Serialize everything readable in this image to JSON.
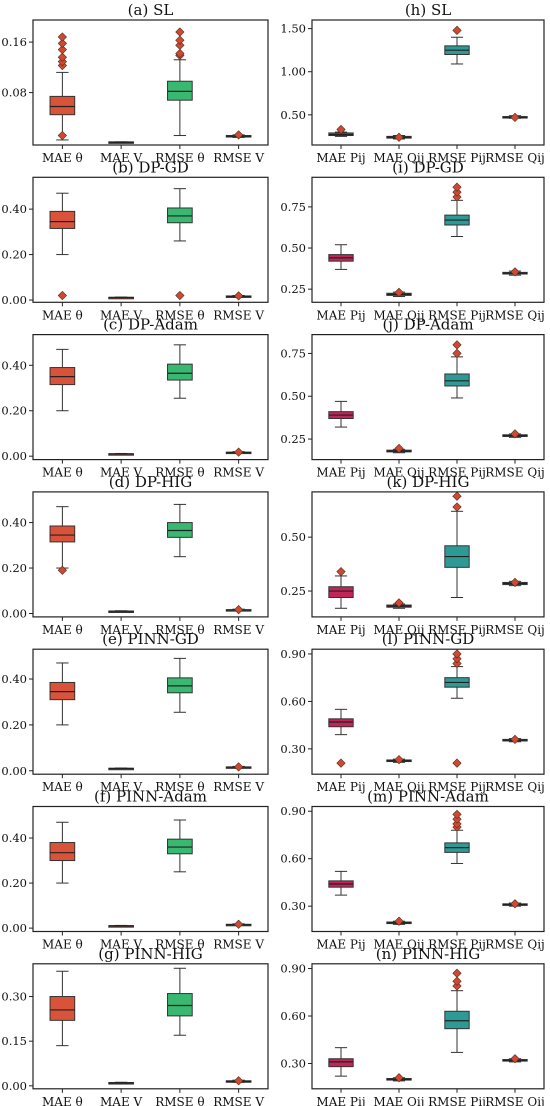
{
  "colors": {
    "mae_theta": "#d9533b",
    "rmse_theta": "#38b870",
    "mae_pq": "#c22557",
    "rmse_pq": "#2e9a96",
    "outlier": "#cc4a32",
    "frame": "#222222"
  },
  "chart_data": [
    {
      "type": "box",
      "title": "(a) SL",
      "categories": [
        "MAE θ",
        "MAE V",
        "RMSE θ",
        "RMSE V"
      ],
      "yticks": [
        "0.08",
        "0.16"
      ],
      "ytick_values": [
        0.08,
        0.16
      ],
      "ylim": [
        -0.003,
        0.195
      ],
      "boxes": [
        {
          "whislo": 0.005,
          "q1": 0.045,
          "med": 0.058,
          "q3": 0.074,
          "whishi": 0.112,
          "fliers": [
            0.012,
            0.123,
            0.129,
            0.136,
            0.148,
            0.158,
            0.168
          ],
          "color_key": "mae_theta"
        },
        {
          "whislo": 0.001,
          "q1": 0.001,
          "med": 0.001,
          "q3": 0.002,
          "whishi": 0.002,
          "fliers": [],
          "color_key": "mae_theta"
        },
        {
          "whislo": 0.012,
          "q1": 0.068,
          "med": 0.082,
          "q3": 0.098,
          "whishi": 0.132,
          "fliers": [
            0.139,
            0.142,
            0.155,
            0.163,
            0.176
          ],
          "color_key": "rmse_theta"
        },
        {
          "whislo": 0.009,
          "q1": 0.01,
          "med": 0.011,
          "q3": 0.012,
          "whishi": 0.013,
          "fliers": [
            0.013
          ],
          "color_key": "rmse_theta"
        }
      ]
    },
    {
      "type": "box",
      "title": "(h) SL",
      "categories": [
        "MAE Pij",
        "MAE Qij",
        "RMSE Pij",
        "RMSE Qij"
      ],
      "yticks": [
        "0.50",
        "1.00",
        "1.50"
      ],
      "ytick_values": [
        0.5,
        1.0,
        1.5
      ],
      "ylim": [
        0.15,
        1.6
      ],
      "boxes": [
        {
          "whislo": 0.25,
          "q1": 0.26,
          "med": 0.27,
          "q3": 0.29,
          "whishi": 0.3,
          "fliers": [
            0.33
          ],
          "color_key": "mae_pq"
        },
        {
          "whislo": 0.22,
          "q1": 0.23,
          "med": 0.24,
          "q3": 0.25,
          "whishi": 0.26,
          "fliers": [
            0.24
          ],
          "color_key": "mae_pq"
        },
        {
          "whislo": 1.09,
          "q1": 1.2,
          "med": 1.25,
          "q3": 1.3,
          "whishi": 1.4,
          "fliers": [
            1.48
          ],
          "color_key": "rmse_pq"
        },
        {
          "whislo": 0.46,
          "q1": 0.47,
          "med": 0.47,
          "q3": 0.48,
          "whishi": 0.49,
          "fliers": [
            0.47
          ],
          "color_key": "rmse_pq"
        }
      ]
    },
    {
      "type": "box",
      "title": "(b) DP-GD",
      "categories": [
        "MAE θ",
        "MAE V",
        "RMSE θ",
        "RMSE V"
      ],
      "yticks": [
        "0.00",
        "0.20",
        "0.40"
      ],
      "ytick_values": [
        0.0,
        0.2,
        0.4
      ],
      "ylim": [
        -0.01,
        0.54
      ],
      "boxes": [
        {
          "whislo": 0.2,
          "q1": 0.315,
          "med": 0.345,
          "q3": 0.39,
          "whishi": 0.47,
          "fliers": [
            0.02
          ],
          "color_key": "mae_theta"
        },
        {
          "whislo": 0.008,
          "q1": 0.01,
          "med": 0.011,
          "q3": 0.012,
          "whishi": 0.013,
          "fliers": [],
          "color_key": "mae_theta"
        },
        {
          "whislo": 0.26,
          "q1": 0.34,
          "med": 0.37,
          "q3": 0.405,
          "whishi": 0.49,
          "fliers": [
            0.02
          ],
          "color_key": "rmse_theta"
        },
        {
          "whislo": 0.012,
          "q1": 0.015,
          "med": 0.016,
          "q3": 0.018,
          "whishi": 0.02,
          "fliers": [
            0.018
          ],
          "color_key": "rmse_theta"
        }
      ]
    },
    {
      "type": "box",
      "title": "(i) DP-GD",
      "categories": [
        "MAE Pij",
        "MAE Qij",
        "RMSE Pij",
        "RMSE Qij"
      ],
      "yticks": [
        "0.25",
        "0.50",
        "0.75"
      ],
      "ytick_values": [
        0.25,
        0.5,
        0.75
      ],
      "ylim": [
        0.17,
        0.93
      ],
      "boxes": [
        {
          "whislo": 0.37,
          "q1": 0.42,
          "med": 0.44,
          "q3": 0.46,
          "whishi": 0.52,
          "fliers": [],
          "color_key": "mae_pq"
        },
        {
          "whislo": 0.205,
          "q1": 0.212,
          "med": 0.218,
          "q3": 0.225,
          "whishi": 0.232,
          "fliers": [
            0.23
          ],
          "color_key": "mae_pq"
        },
        {
          "whislo": 0.57,
          "q1": 0.64,
          "med": 0.67,
          "q3": 0.7,
          "whishi": 0.79,
          "fliers": [
            0.81,
            0.84,
            0.87
          ],
          "color_key": "rmse_pq"
        },
        {
          "whislo": 0.335,
          "q1": 0.342,
          "med": 0.347,
          "q3": 0.352,
          "whishi": 0.36,
          "fliers": [
            0.355
          ],
          "color_key": "rmse_pq"
        }
      ]
    },
    {
      "type": "box",
      "title": "(c) DP-Adam",
      "categories": [
        "MAE θ",
        "MAE V",
        "RMSE θ",
        "RMSE V"
      ],
      "yticks": [
        "0.00",
        "0.20",
        "0.40"
      ],
      "ytick_values": [
        0.0,
        0.2,
        0.4
      ],
      "ylim": [
        -0.015,
        0.535
      ],
      "boxes": [
        {
          "whislo": 0.2,
          "q1": 0.315,
          "med": 0.35,
          "q3": 0.39,
          "whishi": 0.47,
          "fliers": [],
          "color_key": "mae_theta"
        },
        {
          "whislo": 0.008,
          "q1": 0.009,
          "med": 0.01,
          "q3": 0.011,
          "whishi": 0.012,
          "fliers": [],
          "color_key": "mae_theta"
        },
        {
          "whislo": 0.255,
          "q1": 0.335,
          "med": 0.365,
          "q3": 0.405,
          "whishi": 0.49,
          "fliers": [],
          "color_key": "rmse_theta"
        },
        {
          "whislo": 0.012,
          "q1": 0.015,
          "med": 0.016,
          "q3": 0.018,
          "whishi": 0.02,
          "fliers": [
            0.018
          ],
          "color_key": "rmse_theta"
        }
      ]
    },
    {
      "type": "box",
      "title": "(j) DP-Adam",
      "categories": [
        "MAE Pij",
        "MAE Qij",
        "RMSE Pij",
        "RMSE Qij"
      ],
      "yticks": [
        "0.25",
        "0.50",
        "0.75"
      ],
      "ytick_values": [
        0.25,
        0.5,
        0.75
      ],
      "ylim": [
        0.13,
        0.86
      ],
      "boxes": [
        {
          "whislo": 0.32,
          "q1": 0.37,
          "med": 0.39,
          "q3": 0.41,
          "whishi": 0.47,
          "fliers": [],
          "color_key": "mae_pq"
        },
        {
          "whislo": 0.17,
          "q1": 0.175,
          "med": 0.18,
          "q3": 0.185,
          "whishi": 0.19,
          "fliers": [
            0.195
          ],
          "color_key": "mae_pq"
        },
        {
          "whislo": 0.49,
          "q1": 0.56,
          "med": 0.59,
          "q3": 0.63,
          "whishi": 0.73,
          "fliers": [
            0.75,
            0.8
          ],
          "color_key": "rmse_pq"
        },
        {
          "whislo": 0.26,
          "q1": 0.265,
          "med": 0.27,
          "q3": 0.275,
          "whishi": 0.28,
          "fliers": [
            0.28
          ],
          "color_key": "rmse_pq"
        }
      ]
    },
    {
      "type": "box",
      "title": "(d) DP-HIG",
      "categories": [
        "MAE θ",
        "MAE V",
        "RMSE θ",
        "RMSE V"
      ],
      "yticks": [
        "0.00",
        "0.20",
        "0.40"
      ],
      "ytick_values": [
        0.0,
        0.2,
        0.4
      ],
      "ylim": [
        -0.015,
        0.535
      ],
      "boxes": [
        {
          "whislo": 0.2,
          "q1": 0.315,
          "med": 0.345,
          "q3": 0.385,
          "whishi": 0.47,
          "fliers": [
            0.19
          ],
          "color_key": "mae_theta"
        },
        {
          "whislo": 0.008,
          "q1": 0.009,
          "med": 0.01,
          "q3": 0.011,
          "whishi": 0.012,
          "fliers": [],
          "color_key": "mae_theta"
        },
        {
          "whislo": 0.25,
          "q1": 0.335,
          "med": 0.365,
          "q3": 0.4,
          "whishi": 0.48,
          "fliers": [],
          "color_key": "rmse_theta"
        },
        {
          "whislo": 0.012,
          "q1": 0.014,
          "med": 0.015,
          "q3": 0.017,
          "whishi": 0.019,
          "fliers": [
            0.017
          ],
          "color_key": "rmse_theta"
        }
      ]
    },
    {
      "type": "box",
      "title": "(k) DP-HIG",
      "categories": [
        "MAE Pij",
        "MAE Qij",
        "RMSE Pij",
        "RMSE Qij"
      ],
      "yticks": [
        "0.25",
        "0.50"
      ],
      "ytick_values": [
        0.25,
        0.5
      ],
      "ylim": [
        0.13,
        0.71
      ],
      "boxes": [
        {
          "whislo": 0.17,
          "q1": 0.22,
          "med": 0.25,
          "q3": 0.27,
          "whishi": 0.32,
          "fliers": [
            0.34
          ],
          "color_key": "mae_pq"
        },
        {
          "whislo": 0.17,
          "q1": 0.175,
          "med": 0.18,
          "q3": 0.185,
          "whishi": 0.19,
          "fliers": [
            0.195
          ],
          "color_key": "mae_pq"
        },
        {
          "whislo": 0.22,
          "q1": 0.36,
          "med": 0.41,
          "q3": 0.46,
          "whishi": 0.62,
          "fliers": [
            0.64,
            0.69
          ],
          "color_key": "rmse_pq"
        },
        {
          "whislo": 0.275,
          "q1": 0.28,
          "med": 0.285,
          "q3": 0.29,
          "whishi": 0.295,
          "fliers": [
            0.29
          ],
          "color_key": "rmse_pq"
        }
      ]
    },
    {
      "type": "box",
      "title": "(e) PINN-GD",
      "categories": [
        "MAE θ",
        "MAE V",
        "RMSE θ",
        "RMSE V"
      ],
      "yticks": [
        "0.00",
        "0.20",
        "0.40"
      ],
      "ytick_values": [
        0.0,
        0.2,
        0.4
      ],
      "ylim": [
        -0.015,
        0.53
      ],
      "boxes": [
        {
          "whislo": 0.2,
          "q1": 0.31,
          "med": 0.345,
          "q3": 0.385,
          "whishi": 0.47,
          "fliers": [],
          "color_key": "mae_theta"
        },
        {
          "whislo": 0.008,
          "q1": 0.009,
          "med": 0.01,
          "q3": 0.011,
          "whishi": 0.012,
          "fliers": [],
          "color_key": "mae_theta"
        },
        {
          "whislo": 0.255,
          "q1": 0.34,
          "med": 0.37,
          "q3": 0.405,
          "whishi": 0.49,
          "fliers": [],
          "color_key": "rmse_theta"
        },
        {
          "whislo": 0.012,
          "q1": 0.014,
          "med": 0.015,
          "q3": 0.017,
          "whishi": 0.019,
          "fliers": [
            0.017
          ],
          "color_key": "rmse_theta"
        }
      ]
    },
    {
      "type": "box",
      "title": "(l) PINN-GD",
      "categories": [
        "MAE Pij",
        "MAE Qij",
        "RMSE Pij",
        "RMSE Qij"
      ],
      "yticks": [
        "0.30",
        "0.60",
        "0.90"
      ],
      "ytick_values": [
        0.3,
        0.6,
        0.9
      ],
      "ylim": [
        0.14,
        0.93
      ],
      "boxes": [
        {
          "whislo": 0.39,
          "q1": 0.44,
          "med": 0.47,
          "q3": 0.49,
          "whishi": 0.55,
          "fliers": [
            0.21
          ],
          "color_key": "mae_pq"
        },
        {
          "whislo": 0.215,
          "q1": 0.22,
          "med": 0.225,
          "q3": 0.23,
          "whishi": 0.235,
          "fliers": [
            0.232
          ],
          "color_key": "mae_pq"
        },
        {
          "whislo": 0.62,
          "q1": 0.69,
          "med": 0.72,
          "q3": 0.75,
          "whishi": 0.82,
          "fliers": [
            0.84,
            0.87,
            0.9,
            0.21
          ],
          "color_key": "rmse_pq"
        },
        {
          "whislo": 0.345,
          "q1": 0.35,
          "med": 0.355,
          "q3": 0.36,
          "whishi": 0.365,
          "fliers": [
            0.36
          ],
          "color_key": "rmse_pq"
        }
      ]
    },
    {
      "type": "box",
      "title": "(f) PINN-Adam",
      "categories": [
        "MAE θ",
        "MAE V",
        "RMSE θ",
        "RMSE V"
      ],
      "yticks": [
        "0.00",
        "0.20",
        "0.40"
      ],
      "ytick_values": [
        0.0,
        0.2,
        0.4
      ],
      "ylim": [
        -0.015,
        0.54
      ],
      "boxes": [
        {
          "whislo": 0.2,
          "q1": 0.3,
          "med": 0.335,
          "q3": 0.38,
          "whishi": 0.47,
          "fliers": [],
          "color_key": "mae_theta"
        },
        {
          "whislo": 0.008,
          "q1": 0.009,
          "med": 0.01,
          "q3": 0.011,
          "whishi": 0.012,
          "fliers": [],
          "color_key": "mae_theta"
        },
        {
          "whislo": 0.25,
          "q1": 0.33,
          "med": 0.36,
          "q3": 0.395,
          "whishi": 0.48,
          "fliers": [],
          "color_key": "rmse_theta"
        },
        {
          "whislo": 0.012,
          "q1": 0.014,
          "med": 0.015,
          "q3": 0.017,
          "whishi": 0.019,
          "fliers": [
            0.017
          ],
          "color_key": "rmse_theta"
        }
      ]
    },
    {
      "type": "box",
      "title": "(m) PINN-Adam",
      "categories": [
        "MAE Pij",
        "MAE Qij",
        "RMSE Pij",
        "RMSE Qij"
      ],
      "yticks": [
        "0.30",
        "0.60",
        "0.90"
      ],
      "ytick_values": [
        0.3,
        0.6,
        0.9
      ],
      "ylim": [
        0.14,
        0.93
      ],
      "boxes": [
        {
          "whislo": 0.37,
          "q1": 0.42,
          "med": 0.44,
          "q3": 0.46,
          "whishi": 0.52,
          "fliers": [],
          "color_key": "mae_pq"
        },
        {
          "whislo": 0.185,
          "q1": 0.19,
          "med": 0.195,
          "q3": 0.2,
          "whishi": 0.205,
          "fliers": [
            0.205
          ],
          "color_key": "mae_pq"
        },
        {
          "whislo": 0.57,
          "q1": 0.64,
          "med": 0.67,
          "q3": 0.7,
          "whishi": 0.78,
          "fliers": [
            0.8,
            0.82,
            0.85,
            0.88
          ],
          "color_key": "rmse_pq"
        },
        {
          "whislo": 0.3,
          "q1": 0.305,
          "med": 0.31,
          "q3": 0.315,
          "whishi": 0.32,
          "fliers": [
            0.315
          ],
          "color_key": "rmse_pq"
        }
      ]
    },
    {
      "type": "box",
      "title": "(g) PINN-HIG",
      "categories": [
        "MAE θ",
        "MAE V",
        "RMSE θ",
        "RMSE V"
      ],
      "yticks": [
        "0.00",
        "0.15",
        "0.30"
      ],
      "ytick_values": [
        0.0,
        0.15,
        0.3
      ],
      "ylim": [
        -0.01,
        0.41
      ],
      "boxes": [
        {
          "whislo": 0.135,
          "q1": 0.22,
          "med": 0.255,
          "q3": 0.3,
          "whishi": 0.385,
          "fliers": [],
          "color_key": "mae_theta"
        },
        {
          "whislo": 0.008,
          "q1": 0.009,
          "med": 0.01,
          "q3": 0.011,
          "whishi": 0.012,
          "fliers": [],
          "color_key": "mae_theta"
        },
        {
          "whislo": 0.17,
          "q1": 0.235,
          "med": 0.27,
          "q3": 0.31,
          "whishi": 0.395,
          "fliers": [],
          "color_key": "rmse_theta"
        },
        {
          "whislo": 0.012,
          "q1": 0.014,
          "med": 0.015,
          "q3": 0.017,
          "whishi": 0.019,
          "fliers": [
            0.017
          ],
          "color_key": "rmse_theta"
        }
      ]
    },
    {
      "type": "box",
      "title": "(n) PINN-HIG",
      "categories": [
        "MAE Pij",
        "MAE Qij",
        "RMSE Pij",
        "RMSE Qij"
      ],
      "yticks": [
        "0.30",
        "0.60",
        "0.90"
      ],
      "ytick_values": [
        0.3,
        0.6,
        0.9
      ],
      "ylim": [
        0.14,
        0.93
      ],
      "boxes": [
        {
          "whislo": 0.22,
          "q1": 0.28,
          "med": 0.31,
          "q3": 0.33,
          "whishi": 0.4,
          "fliers": [],
          "color_key": "mae_pq"
        },
        {
          "whislo": 0.19,
          "q1": 0.195,
          "med": 0.2,
          "q3": 0.205,
          "whishi": 0.21,
          "fliers": [
            0.21
          ],
          "color_key": "mae_pq"
        },
        {
          "whislo": 0.37,
          "q1": 0.52,
          "med": 0.57,
          "q3": 0.63,
          "whishi": 0.76,
          "fliers": [
            0.79,
            0.82,
            0.87
          ],
          "color_key": "rmse_pq"
        },
        {
          "whislo": 0.31,
          "q1": 0.315,
          "med": 0.32,
          "q3": 0.325,
          "whishi": 0.33,
          "fliers": [
            0.33
          ],
          "color_key": "rmse_pq"
        }
      ]
    }
  ]
}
####################
INSTRUCTIONS FOR THE TASK:
Only a number is expected here: the count of lines in the listing that hold the string "PINN".

FINAL ANSWER:
6